[Collection entries]
______

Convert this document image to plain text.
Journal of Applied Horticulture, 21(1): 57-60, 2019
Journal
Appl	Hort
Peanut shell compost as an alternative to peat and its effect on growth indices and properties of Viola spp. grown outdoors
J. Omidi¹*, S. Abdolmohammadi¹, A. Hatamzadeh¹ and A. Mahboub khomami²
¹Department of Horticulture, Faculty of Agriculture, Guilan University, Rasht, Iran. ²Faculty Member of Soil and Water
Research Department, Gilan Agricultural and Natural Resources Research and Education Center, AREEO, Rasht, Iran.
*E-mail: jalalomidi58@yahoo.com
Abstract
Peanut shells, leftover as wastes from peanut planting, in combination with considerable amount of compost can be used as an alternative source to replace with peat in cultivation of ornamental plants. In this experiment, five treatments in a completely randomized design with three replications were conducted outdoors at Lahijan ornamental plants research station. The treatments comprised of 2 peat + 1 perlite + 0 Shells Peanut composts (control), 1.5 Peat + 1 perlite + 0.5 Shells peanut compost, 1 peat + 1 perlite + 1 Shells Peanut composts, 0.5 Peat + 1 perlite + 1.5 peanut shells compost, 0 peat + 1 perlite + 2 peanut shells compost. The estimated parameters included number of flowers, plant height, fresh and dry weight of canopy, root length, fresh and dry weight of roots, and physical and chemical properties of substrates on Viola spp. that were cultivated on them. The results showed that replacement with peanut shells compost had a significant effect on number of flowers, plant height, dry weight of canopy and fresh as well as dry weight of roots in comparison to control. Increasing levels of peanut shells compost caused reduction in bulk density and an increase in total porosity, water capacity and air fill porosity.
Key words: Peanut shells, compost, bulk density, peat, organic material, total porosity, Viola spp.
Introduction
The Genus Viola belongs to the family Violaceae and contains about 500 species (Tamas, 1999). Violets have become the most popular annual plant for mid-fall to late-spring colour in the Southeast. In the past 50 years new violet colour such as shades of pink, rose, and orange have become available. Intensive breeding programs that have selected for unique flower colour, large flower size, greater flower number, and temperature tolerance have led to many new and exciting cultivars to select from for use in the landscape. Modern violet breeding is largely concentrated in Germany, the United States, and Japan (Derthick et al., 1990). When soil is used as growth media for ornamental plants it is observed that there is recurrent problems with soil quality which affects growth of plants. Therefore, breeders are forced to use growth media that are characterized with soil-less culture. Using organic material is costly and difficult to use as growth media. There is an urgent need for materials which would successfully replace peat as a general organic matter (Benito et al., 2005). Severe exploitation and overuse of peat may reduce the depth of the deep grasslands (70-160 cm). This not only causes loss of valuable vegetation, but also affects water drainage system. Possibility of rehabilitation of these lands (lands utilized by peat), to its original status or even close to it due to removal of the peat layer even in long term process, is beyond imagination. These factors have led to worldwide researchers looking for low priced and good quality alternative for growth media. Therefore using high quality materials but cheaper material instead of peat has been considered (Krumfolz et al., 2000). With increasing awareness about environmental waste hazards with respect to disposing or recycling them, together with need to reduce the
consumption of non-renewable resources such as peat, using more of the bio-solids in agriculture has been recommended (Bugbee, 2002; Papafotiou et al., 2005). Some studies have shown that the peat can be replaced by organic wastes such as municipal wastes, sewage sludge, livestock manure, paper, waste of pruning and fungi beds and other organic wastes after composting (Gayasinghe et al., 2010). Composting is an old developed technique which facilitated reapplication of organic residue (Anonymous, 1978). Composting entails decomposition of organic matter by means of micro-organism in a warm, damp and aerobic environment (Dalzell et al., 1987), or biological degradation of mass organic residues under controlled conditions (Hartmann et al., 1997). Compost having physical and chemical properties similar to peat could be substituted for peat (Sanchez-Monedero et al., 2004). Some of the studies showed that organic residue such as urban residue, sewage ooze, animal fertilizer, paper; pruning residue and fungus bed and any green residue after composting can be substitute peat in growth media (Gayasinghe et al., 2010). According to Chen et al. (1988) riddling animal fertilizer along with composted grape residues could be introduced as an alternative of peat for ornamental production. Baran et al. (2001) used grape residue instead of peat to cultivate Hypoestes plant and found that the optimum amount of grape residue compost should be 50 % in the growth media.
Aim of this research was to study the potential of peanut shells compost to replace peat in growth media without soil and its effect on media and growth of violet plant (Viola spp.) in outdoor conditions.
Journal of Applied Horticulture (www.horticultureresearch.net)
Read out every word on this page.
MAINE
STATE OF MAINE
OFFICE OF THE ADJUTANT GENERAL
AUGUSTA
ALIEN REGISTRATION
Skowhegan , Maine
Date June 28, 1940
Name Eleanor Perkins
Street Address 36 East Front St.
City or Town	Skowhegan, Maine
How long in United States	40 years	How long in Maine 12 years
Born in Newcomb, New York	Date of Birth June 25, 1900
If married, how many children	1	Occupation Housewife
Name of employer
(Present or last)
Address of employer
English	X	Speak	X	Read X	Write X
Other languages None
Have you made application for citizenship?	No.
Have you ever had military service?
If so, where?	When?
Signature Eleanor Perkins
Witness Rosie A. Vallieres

______

## What to produce
Make a verbatim copy of every entry shown above.

## The output
Convert this document image to plain text.
Journal of Applied Horticulture, 21(1): 57-60, 2019
Journal
Appl	Hort
Peanut shell compost as an alternative to peat and its effect on growth indices and properties of Viola spp. grown outdoors
J. Omidi¹*, S. Abdolmohammadi¹, A. Hatamzadeh¹ and A. Mahboub khomami²
¹Department of Horticulture, Faculty of Agriculture, Guilan University, Rasht, Iran. ²Faculty Member of Soil and Water
Research Department, Gilan Agricultural and Natural Resources Research and Education Center, AREEO, Rasht, Iran.
*E-mail: jalalomidi58@yahoo.com
Abstract
Peanut shells, leftover as wastes from peanut planting, in combination with considerable amount of compost can be used as an alternative source to replace with peat in cultivation of ornamental plants. In this experiment, five treatments in a completely randomized design with three replications were conducted outdoors at Lahijan ornamental plants research station. The treatments comprised of 2 peat + 1 perlite + 0 Shells Peanut composts (control), 1.5 Peat + 1 perlite + 0.5 Shells peanut compost, 1 peat + 1 perlite + 1 Shells Peanut composts, 0.5 Peat + 1 perlite + 1.5 peanut shells compost, 0 peat + 1 perlite + 2 peanut shells compost. The estimated parameters included number of flowers, plant height, fresh and dry weight of canopy, root length, fresh and dry weight of roots, and physical and chemical properties of substrates on Viola spp. that were cultivated on them. The results showed that replacement with peanut shells compost had a significant effect on number of flowers, plant height, dry weight of canopy and fresh as well as dry weight of roots in comparison to control. Increasing levels of peanut shells compost caused reduction in bulk density and an increase in total porosity, water capacity and air fill porosity.
Key words: Peanut shells, compost, bulk density, peat, organic material, total porosity, Viola spp.
Introduction
The Genus Viola belongs to the family Violaceae and contains about 500 species (Tamas, 1999). Violets have become the most popular annual plant for mid-fall to late-spring colour in the Southeast. In the past 50 years new violet colour such as shades of pink, rose, and orange have become available. Intensive breeding programs that have selected for unique flower colour, large flower size, greater flower number, and temperature tolerance have led to many new and exciting cultivars to select from for use in the landscape. Modern violet breeding is largely concentrated in Germany, the United States, and Japan (Derthick et al., 1990). When soil is used as growth media for ornamental plants it is observed that there is recurrent problems with soil quality which affects growth of plants. Therefore, breeders are forced to use growth media that are characterized with soil-less culture. Using organic material is costly and difficult to use as growth media. There is an urgent need for materials which would successfully replace peat as a general organic matter (Benito et al., 2005). Severe exploitation and overuse of peat may reduce the depth of the deep grasslands (70-160 cm). This not only causes loss of valuable vegetation, but also affects water drainage system. Possibility of rehabilitation of these lands (lands utilized by peat), to its original status or even close to it due to removal of the peat layer even in long term process, is beyond imagination. These factors have led to worldwide researchers looking for low priced and good quality alternative for growth media. Therefore using high quality materials but cheaper material instead of peat has been considered (Krumfolz et al., 2000). With increasing awareness about environmental waste hazards with respect to disposing or recycling them, together with need to reduce the
consumption of non-renewable resources such as peat, using more of the bio-solids in agriculture has been recommended (Bugbee, 2002; Papafotiou et al., 2005). Some studies have shown that the peat can be replaced by organic wastes such as municipal wastes, sewage sludge, livestock manure, paper, waste of pruning and fungi beds and other organic wastes after composting (Gayasinghe et al., 2010). Composting is an old developed technique which facilitated reapplication of organic residue (Anonymous, 1978). Composting entails decomposition of organic matter by means of micro-organism in a warm, damp and aerobic environment (Dalzell et al., 1987), or biological degradation of mass organic residues under controlled conditions (Hartmann et al., 1997). Compost having physical and chemical properties similar to peat could be substituted for peat (Sanchez-Monedero et al., 2004). Some of the studies showed that organic residue such as urban residue, sewage ooze, animal fertilizer, paper; pruning residue and fungus bed and any green residue after composting can be substitute peat in growth media (Gayasinghe et al., 2010). According to Chen et al. (1988) riddling animal fertilizer along with composted grape residues could be introduced as an alternative of peat for ornamental production. Baran et al. (2001) used grape residue instead of peat to cultivate Hypoestes plant and found that the optimum amount of grape residue compost should be 50 % in the growth media.
Aim of this research was to study the potential of peanut shells compost to replace peat in growth media without soil and its effect on media and growth of violet plant (Viola spp.) in outdoor conditions.
Journal of Applied Horticulture (www.horticultureresearch.net)
Read out every word on this page.
MAINE
STATE OF MAINE
OFFICE OF THE ADJUTANT GENERAL
AUGUSTA
ALIEN REGISTRATION
Skowhegan , Maine
Date June 28, 1940
Name Eleanor Perkins
Street Address 36 East Front St.
City or Town	Skowhegan, Maine
How long in United States	40 years	How long in Maine 12 years
Born in Newcomb, New York	Date of Birth June 25, 1900
If married, how many children	1	Occupation Housewife
Name of employer
(Present or last)
Address of employer
English	X	Speak	X	Read X	Write X
Other languages None
Have you made application for citizenship?	No.
Have you ever had military service?
If so, where?	When?
Signature Eleanor Perkins
Witness Rosie A. Vallieres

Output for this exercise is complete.